Records that describe figures
>> Start

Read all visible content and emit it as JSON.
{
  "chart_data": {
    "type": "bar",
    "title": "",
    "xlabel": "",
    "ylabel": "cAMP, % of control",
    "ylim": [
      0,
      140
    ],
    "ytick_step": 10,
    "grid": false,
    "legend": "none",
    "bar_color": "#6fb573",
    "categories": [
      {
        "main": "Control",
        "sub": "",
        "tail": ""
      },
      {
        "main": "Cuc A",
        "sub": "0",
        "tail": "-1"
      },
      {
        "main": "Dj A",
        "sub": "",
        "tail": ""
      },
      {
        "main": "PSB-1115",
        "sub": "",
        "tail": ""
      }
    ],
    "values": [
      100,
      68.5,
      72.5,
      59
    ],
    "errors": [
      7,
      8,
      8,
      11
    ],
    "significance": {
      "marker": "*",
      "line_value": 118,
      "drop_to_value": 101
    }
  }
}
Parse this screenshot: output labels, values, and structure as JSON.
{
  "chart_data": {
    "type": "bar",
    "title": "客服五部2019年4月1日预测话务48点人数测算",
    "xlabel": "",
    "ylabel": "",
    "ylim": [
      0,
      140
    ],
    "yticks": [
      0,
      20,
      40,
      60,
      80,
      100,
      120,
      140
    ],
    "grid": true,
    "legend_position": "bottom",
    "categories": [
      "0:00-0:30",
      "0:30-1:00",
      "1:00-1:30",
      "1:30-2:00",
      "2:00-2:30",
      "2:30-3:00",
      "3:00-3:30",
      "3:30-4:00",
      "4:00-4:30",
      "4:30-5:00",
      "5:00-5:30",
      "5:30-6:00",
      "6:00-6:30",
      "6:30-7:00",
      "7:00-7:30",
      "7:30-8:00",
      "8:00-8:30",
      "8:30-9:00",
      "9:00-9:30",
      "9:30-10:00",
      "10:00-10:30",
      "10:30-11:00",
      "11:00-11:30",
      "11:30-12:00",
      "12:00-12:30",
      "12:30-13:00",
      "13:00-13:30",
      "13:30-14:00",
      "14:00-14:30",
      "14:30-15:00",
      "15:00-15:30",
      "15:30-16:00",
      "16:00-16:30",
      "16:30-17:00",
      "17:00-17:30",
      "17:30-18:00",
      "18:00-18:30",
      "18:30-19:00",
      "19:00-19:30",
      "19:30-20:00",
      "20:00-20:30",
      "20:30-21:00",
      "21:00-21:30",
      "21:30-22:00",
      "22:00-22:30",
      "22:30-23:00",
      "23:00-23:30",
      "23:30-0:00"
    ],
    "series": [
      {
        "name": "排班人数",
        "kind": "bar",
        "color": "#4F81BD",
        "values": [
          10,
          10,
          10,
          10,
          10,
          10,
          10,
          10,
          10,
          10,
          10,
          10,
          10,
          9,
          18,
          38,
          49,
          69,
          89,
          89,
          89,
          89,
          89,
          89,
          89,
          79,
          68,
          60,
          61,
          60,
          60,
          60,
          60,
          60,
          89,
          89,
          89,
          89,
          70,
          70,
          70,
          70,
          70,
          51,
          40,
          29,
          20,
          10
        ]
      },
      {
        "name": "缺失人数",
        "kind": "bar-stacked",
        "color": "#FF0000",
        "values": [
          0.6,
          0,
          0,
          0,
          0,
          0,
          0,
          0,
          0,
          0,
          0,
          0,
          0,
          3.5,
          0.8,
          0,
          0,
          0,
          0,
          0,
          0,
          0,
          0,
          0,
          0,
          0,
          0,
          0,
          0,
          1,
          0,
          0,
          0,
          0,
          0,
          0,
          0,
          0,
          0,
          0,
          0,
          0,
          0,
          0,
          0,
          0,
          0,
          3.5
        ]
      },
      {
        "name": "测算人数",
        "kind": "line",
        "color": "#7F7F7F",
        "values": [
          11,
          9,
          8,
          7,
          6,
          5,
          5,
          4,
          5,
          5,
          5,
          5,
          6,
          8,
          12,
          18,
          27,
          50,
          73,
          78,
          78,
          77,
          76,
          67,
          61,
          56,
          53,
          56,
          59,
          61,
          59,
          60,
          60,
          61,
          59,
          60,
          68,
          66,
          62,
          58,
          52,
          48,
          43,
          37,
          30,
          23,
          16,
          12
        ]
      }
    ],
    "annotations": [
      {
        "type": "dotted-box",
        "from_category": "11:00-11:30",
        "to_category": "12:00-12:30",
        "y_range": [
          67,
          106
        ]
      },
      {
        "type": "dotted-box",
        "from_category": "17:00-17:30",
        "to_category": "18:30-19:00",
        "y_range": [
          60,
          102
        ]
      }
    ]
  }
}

>> End

_Aim_:
Figure out how many lines above include the string "JSON", then report that number and nothing else.

_Written solution_:
2